§ Task objective:
The records below are to be copied word for word, with every picture left out.

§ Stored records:
== == ==
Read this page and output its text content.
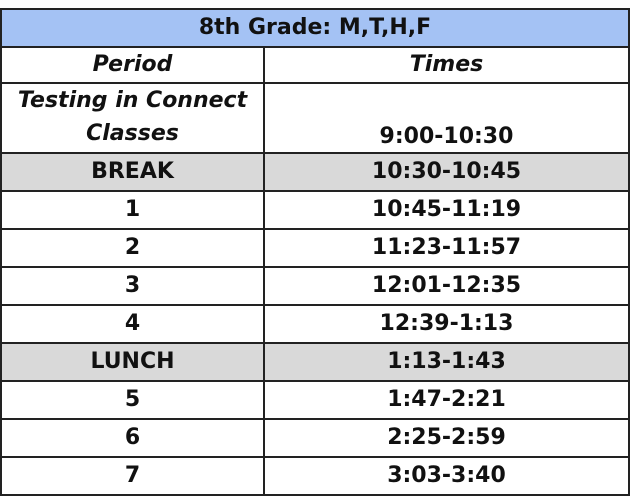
8th Grade: M,T,H,F	
Period	Times
Testing in Connect
Classes	9:00-10:30
BREAK	10:30-10:45
1	10:45-11:19
2	11:23-11:57
3	12:01-12:35
4	12:39-1:13
LUNCH	1:13-1:43
5	1:47-2:21
6	2:25-2:59
7	3:03-3:40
== == ==
§ Answer to the task:
Read this page and output its text content.
8th Grade: M,T,H,F	
Period	Times
Testing in Connect
Classes	9:00-10:30
BREAK	10:30-10:45
1	10:45-11:19
2	11:23-11:57
3	12:01-12:35
4	12:39-1:13
LUNCH	1:13-1:43
5	1:47-2:21
6	2:25-2:59
7	3:03-3:40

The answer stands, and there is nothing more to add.